RECORDS SUPPLIED
==============================
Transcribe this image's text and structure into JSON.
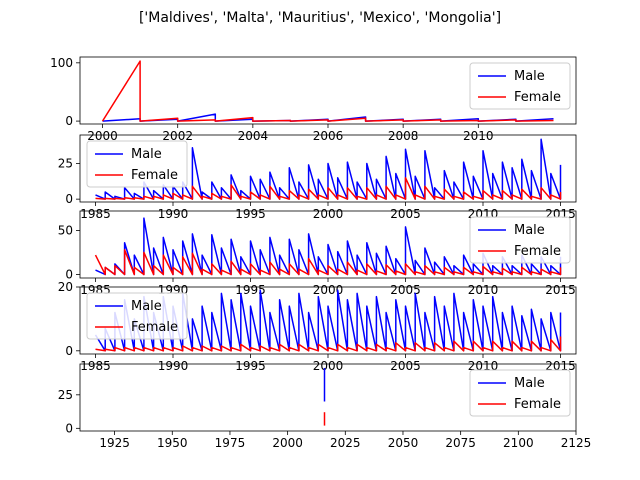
{
  "figure": {
    "title": "['Maldives', 'Malta', 'Mauritius', 'Mexico', 'Mongolia']",
    "male_color": "#0000ff",
    "female_color": "#ff0000"
  },
  "chart_data": [
    {
      "type": "line",
      "xlim": [
        1999.4,
        2012.6
      ],
      "ylim": [
        -5,
        110
      ],
      "x_ticks": [
        2000,
        2002,
        2004,
        2006,
        2008,
        2010
      ],
      "y_ticks": [
        0,
        100
      ],
      "legend": "right",
      "series": [
        {
          "name": "Male",
          "color": "#0000ff",
          "points": [
            [
              2000,
              0
            ],
            [
              2001,
              4
            ],
            [
              2001,
              0
            ],
            [
              2002,
              3
            ],
            [
              2002,
              0
            ],
            [
              2003,
              12
            ],
            [
              2003,
              0
            ],
            [
              2004,
              3
            ],
            [
              2004,
              0
            ],
            [
              2005,
              1
            ],
            [
              2005,
              0
            ],
            [
              2006,
              3
            ],
            [
              2006,
              0
            ],
            [
              2007,
              7
            ],
            [
              2007,
              0
            ],
            [
              2008,
              3
            ],
            [
              2008,
              0
            ],
            [
              2009,
              3
            ],
            [
              2009,
              0
            ],
            [
              2010,
              4
            ],
            [
              2010,
              0
            ],
            [
              2011,
              3
            ],
            [
              2011,
              0
            ],
            [
              2012,
              4
            ]
          ]
        },
        {
          "name": "Female",
          "color": "#ff0000",
          "points": [
            [
              2000,
              0
            ],
            [
              2001,
              103
            ],
            [
              2001,
              0
            ],
            [
              2002,
              5
            ],
            [
              2002,
              0
            ],
            [
              2003,
              2
            ],
            [
              2003,
              0
            ],
            [
              2004,
              6
            ],
            [
              2004,
              0
            ],
            [
              2005,
              1
            ],
            [
              2005,
              0
            ],
            [
              2006,
              2
            ],
            [
              2006,
              0
            ],
            [
              2007,
              5
            ],
            [
              2007,
              0
            ],
            [
              2008,
              2
            ],
            [
              2008,
              0
            ],
            [
              2009,
              2
            ],
            [
              2009,
              0
            ],
            [
              2010,
              1
            ],
            [
              2010,
              0
            ],
            [
              2011,
              2
            ],
            [
              2011,
              0
            ],
            [
              2012,
              1
            ]
          ]
        }
      ]
    },
    {
      "type": "line",
      "xlim": [
        1984,
        2016
      ],
      "ylim": [
        -2,
        45
      ],
      "x_ticks": [
        1985,
        1990,
        1995,
        2000,
        2005,
        2010,
        2015
      ],
      "y_ticks": [
        0,
        25
      ],
      "legend": "left",
      "series": [
        {
          "name": "Male",
          "color": "#0000ff",
          "peaks": [
            3,
            5,
            2,
            8,
            4,
            12,
            6,
            10,
            9,
            12,
            36,
            5,
            12,
            8,
            17,
            6,
            16,
            14,
            19,
            8,
            22,
            12,
            24,
            14,
            25,
            15,
            26,
            12,
            25,
            14,
            30,
            18,
            35,
            16,
            34,
            8,
            20,
            12,
            26,
            16,
            34,
            18,
            26,
            22,
            28,
            20,
            42,
            18,
            24
          ]
        },
        {
          "name": "Female",
          "color": "#ff0000",
          "peaks": [
            0.5,
            0.5,
            0.5,
            1,
            1,
            2,
            2,
            3,
            4,
            3,
            9,
            2,
            4,
            2,
            10,
            2,
            5,
            3,
            9,
            2,
            6,
            3,
            7,
            3,
            8,
            3,
            8,
            2,
            8,
            3,
            9,
            3,
            15,
            3,
            9,
            2,
            7,
            2,
            5,
            2,
            6,
            3,
            6,
            3,
            7,
            2,
            8,
            3,
            5
          ]
        }
      ]
    },
    {
      "type": "line",
      "xlim": [
        1984,
        2016
      ],
      "ylim": [
        -4,
        72
      ],
      "x_ticks": [
        1985,
        1990,
        1995,
        2000,
        2005,
        2010,
        2015
      ],
      "y_ticks": [
        0,
        50
      ],
      "legend": "right",
      "series": [
        {
          "name": "Male",
          "color": "#0000ff",
          "peaks": [
            5,
            8,
            12,
            36,
            22,
            64,
            30,
            42,
            28,
            38,
            46,
            22,
            45,
            30,
            40,
            20,
            38,
            28,
            42,
            22,
            40,
            28,
            46,
            20,
            34,
            26,
            38,
            22,
            36,
            24,
            32,
            18,
            54,
            16,
            30,
            14,
            20,
            10,
            22,
            12,
            24,
            10,
            20,
            10,
            22,
            12,
            20,
            10,
            20
          ]
        },
        {
          "name": "Female",
          "color": "#ff0000",
          "peaks": [
            22,
            8,
            10,
            28,
            8,
            25,
            10,
            22,
            8,
            20,
            24,
            6,
            12,
            5,
            15,
            6,
            12,
            5,
            14,
            6,
            12,
            6,
            18,
            5,
            10,
            6,
            14,
            5,
            12,
            4,
            11,
            4,
            12,
            3,
            10,
            3,
            8,
            3,
            8,
            3,
            9,
            3,
            7,
            3,
            8,
            3,
            6,
            3,
            8
          ]
        }
      ]
    },
    {
      "type": "line",
      "xlim": [
        1984,
        2016
      ],
      "ylim": [
        -1,
        20
      ],
      "x_ticks": [
        1985,
        1990,
        1995,
        2000,
        2005,
        2010,
        2015
      ],
      "y_ticks": [
        0,
        20
      ],
      "legend": "left",
      "series": [
        {
          "name": "Male",
          "color": "#0000ff",
          "peaks": [
            5,
            7,
            12,
            16,
            10,
            17,
            12,
            17,
            14,
            18,
            10,
            14,
            12,
            18,
            16,
            18,
            14,
            19,
            12,
            16,
            14,
            18,
            12,
            17,
            14,
            19,
            16,
            18,
            14,
            17,
            12,
            16,
            14,
            18,
            12,
            17,
            14,
            18,
            12,
            16,
            14,
            17,
            12,
            14,
            11,
            13,
            10,
            12,
            12
          ]
        },
        {
          "name": "Female",
          "color": "#ff0000",
          "peaks": [
            0.5,
            0.5,
            1,
            1,
            1,
            1,
            1,
            1,
            1,
            1.5,
            1,
            1.5,
            1,
            1.5,
            1,
            2,
            1,
            1.5,
            1,
            2,
            1,
            2,
            1,
            2,
            1,
            2,
            1,
            2,
            1,
            2,
            1,
            2.5,
            1,
            2.5,
            1,
            2.5,
            1,
            3,
            1,
            3,
            1,
            3,
            1,
            3,
            1,
            3,
            1,
            3.5,
            4.5
          ]
        }
      ]
    },
    {
      "type": "line",
      "xlim": [
        1910,
        2125
      ],
      "ylim": [
        -2,
        48
      ],
      "x_ticks": [
        1925,
        1950,
        1975,
        2000,
        2025,
        2050,
        2075,
        2100,
        2125
      ],
      "y_ticks": [
        0,
        25
      ],
      "legend": "right",
      "series": [
        {
          "name": "Male",
          "color": "#0000ff",
          "points": [
            [
              2016,
              20
            ],
            [
              2016,
              45
            ]
          ]
        },
        {
          "name": "Female",
          "color": "#ff0000",
          "points": [
            [
              2016,
              2
            ],
            [
              2016,
              12
            ]
          ]
        }
      ]
    }
  ]
}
==============================
WORK INSTRUCTIONS
Copy out all of the data word for word. Do not carry over any picture.

WRITTEN RESPONSE
Transcribe this image's text and structure into JSON.
{
  "figure": {
    "title": "['Maldives', 'Malta', 'Mauritius', 'Mexico', 'Mongolia']",
    "male_color": "#0000ff",
    "female_color": "#ff0000"
  },
  "chart_data": [
    {
      "type": "line",
      "xlim": [
        1999.4,
        2012.6
      ],
      "ylim": [
        -5,
        110
      ],
      "x_ticks": [
        2000,
        2002,
        2004,
        2006,
        2008,
        2010
      ],
      "y_ticks": [
        0,
        100
      ],
      "legend": "right",
      "series": [
        {
          "name": "Male",
          "color": "#0000ff",
          "points": [
            [
              2000,
              0
            ],
            [
              2001,
              4
            ],
            [
              2001,
              0
            ],
            [
              2002,
              3
            ],
            [
              2002,
              0
            ],
            [
              2003,
              12
            ],
            [
              2003,
              0
            ],
            [
              2004,
              3
            ],
            [
              2004,
              0
            ],
            [
              2005,
              1
            ],
            [
              2005,
              0
            ],
            [
              2006,
              3
            ],
            [
              2006,
              0
            ],
            [
              2007,
              7
            ],
            [
              2007,
              0
            ],
            [
              2008,
              3
            ],
            [
              2008,
              0
            ],
            [
              2009,
              3
            ],
            [
              2009,
              0
            ],
            [
              2010,
              4
            ],
            [
              2010,
              0
            ],
            [
              2011,
              3
            ],
            [
              2011,
              0
            ],
            [
              2012,
              4
            ]
          ]
        },
        {
          "name": "Female",
          "color": "#ff0000",
          "points": [
            [
              2000,
              0
            ],
            [
              2001,
              103
            ],
            [
              2001,
              0
            ],
            [
              2002,
              5
            ],
            [
              2002,
              0
            ],
            [
              2003,
              2
            ],
            [
              2003,
              0
            ],
            [
              2004,
              6
            ],
            [
              2004,
              0
            ],
            [
              2005,
              1
            ],
            [
              2005,
              0
            ],
            [
              2006,
              2
            ],
            [
              2006,
              0
            ],
            [
              2007,
              5
            ],
            [
              2007,
              0
            ],
            [
              2008,
              2
            ],
            [
              2008,
              0
            ],
            [
              2009,
              2
            ],
            [
              2009,
              0
            ],
            [
              2010,
              1
            ],
            [
              2010,
              0
            ],
            [
              2011,
              2
            ],
            [
              2011,
              0
            ],
            [
              2012,
              1
            ]
          ]
        }
      ]
    },
    {
      "type": "line",
      "xlim": [
        1984,
        2016
      ],
      "ylim": [
        -2,
        45
      ],
      "x_ticks": [
        1985,
        1990,
        1995,
        2000,
        2005,
        2010,
        2015
      ],
      "y_ticks": [
        0,
        25
      ],
      "legend": "left",
      "series": [
        {
          "name": "Male",
          "color": "#0000ff",
          "peaks": [
            3,
            5,
            2,
            8,
            4,
            12,
            6,
            10,
            9,
            12,
            36,
            5,
            12,
            8,
            17,
            6,
            16,
            14,
            19,
            8,
            22,
            12,
            24,
            14,
            25,
            15,
            26,
            12,
            25,
            14,
            30,
            18,
            35,
            16,
            34,
            8,
            20,
            12,
            26,
            16,
            34,
            18,
            26,
            22,
            28,
            20,
            42,
            18,
            24
          ]
        },
        {
          "name": "Female",
          "color": "#ff0000",
          "peaks": [
            0.5,
            0.5,
            0.5,
            1,
            1,
            2,
            2,
            3,
            4,
            3,
            9,
            2,
            4,
            2,
            10,
            2,
            5,
            3,
            9,
            2,
            6,
            3,
            7,
            3,
            8,
            3,
            8,
            2,
            8,
            3,
            9,
            3,
            15,
            3,
            9,
            2,
            7,
            2,
            5,
            2,
            6,
            3,
            6,
            3,
            7,
            2,
            8,
            3,
            5
          ]
        }
      ]
    },
    {
      "type": "line",
      "xlim": [
        1984,
        2016
      ],
      "ylim": [
        -4,
        72
      ],
      "x_ticks": [
        1985,
        1990,
        1995,
        2000,
        2005,
        2010,
        2015
      ],
      "y_ticks": [
        0,
        50
      ],
      "legend": "right",
      "series": [
        {
          "name": "Male",
          "color": "#0000ff",
          "peaks": [
            5,
            8,
            12,
            36,
            22,
            64,
            30,
            42,
            28,
            38,
            46,
            22,
            45,
            30,
            40,
            20,
            38,
            28,
            42,
            22,
            40,
            28,
            46,
            20,
            34,
            26,
            38,
            22,
            36,
            24,
            32,
            18,
            54,
            16,
            30,
            14,
            20,
            10,
            22,
            12,
            24,
            10,
            20,
            10,
            22,
            12,
            20,
            10,
            20
          ]
        },
        {
          "name": "Female",
          "color": "#ff0000",
          "peaks": [
            22,
            8,
            10,
            28,
            8,
            25,
            10,
            22,
            8,
            20,
            24,
            6,
            12,
            5,
            15,
            6,
            12,
            5,
            14,
            6,
            12,
            6,
            18,
            5,
            10,
            6,
            14,
            5,
            12,
            4,
            11,
            4,
            12,
            3,
            10,
            3,
            8,
            3,
            8,
            3,
            9,
            3,
            7,
            3,
            8,
            3,
            6,
            3,
            8
          ]
        }
      ]
    },
    {
      "type": "line",
      "xlim": [
        1984,
        2016
      ],
      "ylim": [
        -1,
        20
      ],
      "x_ticks": [
        1985,
        1990,
        1995,
        2000,
        2005,
        2010,
        2015
      ],
      "y_ticks": [
        0,
        20
      ],
      "legend": "left",
      "series": [
        {
          "name": "Male",
          "color": "#0000ff",
          "peaks": [
            5,
            7,
            12,
            16,
            10,
            17,
            12,
            17,
            14,
            18,
            10,
            14,
            12,
            18,
            16,
            18,
            14,
            19,
            12,
            16,
            14,
            18,
            12,
            17,
            14,
            19,
            16,
            18,
            14,
            17,
            12,
            16,
            14,
            18,
            12,
            17,
            14,
            18,
            12,
            16,
            14,
            17,
            12,
            14,
            11,
            13,
            10,
            12,
            12
          ]
        },
        {
          "name": "Female",
          "color": "#ff0000",
          "peaks": [
            0.5,
            0.5,
            1,
            1,
            1,
            1,
            1,
            1,
            1,
            1.5,
            1,
            1.5,
            1,
            1.5,
            1,
            2,
            1,
            1.5,
            1,
            2,
            1,
            2,
            1,
            2,
            1,
            2,
            1,
            2,
            1,
            2,
            1,
            2.5,
            1,
            2.5,
            1,
            2.5,
            1,
            3,
            1,
            3,
            1,
            3,
            1,
            3,
            1,
            3,
            1,
            3.5,
            4.5
          ]
        }
      ]
    },
    {
      "type": "line",
      "xlim": [
        1910,
        2125
      ],
      "ylim": [
        -2,
        48
      ],
      "x_ticks": [
        1925,
        1950,
        1975,
        2000,
        2025,
        2050,
        2075,
        2100,
        2125
      ],
      "y_ticks": [
        0,
        25
      ],
      "legend": "right",
      "series": [
        {
          "name": "Male",
          "color": "#0000ff",
          "points": [
            [
              2016,
              20
            ],
            [
              2016,
              45
            ]
          ]
        },
        {
          "name": "Female",
          "color": "#ff0000",
          "points": [
            [
              2016,
              2
            ],
            [
              2016,
              12
            ]
          ]
        }
      ]
    }
  ]
}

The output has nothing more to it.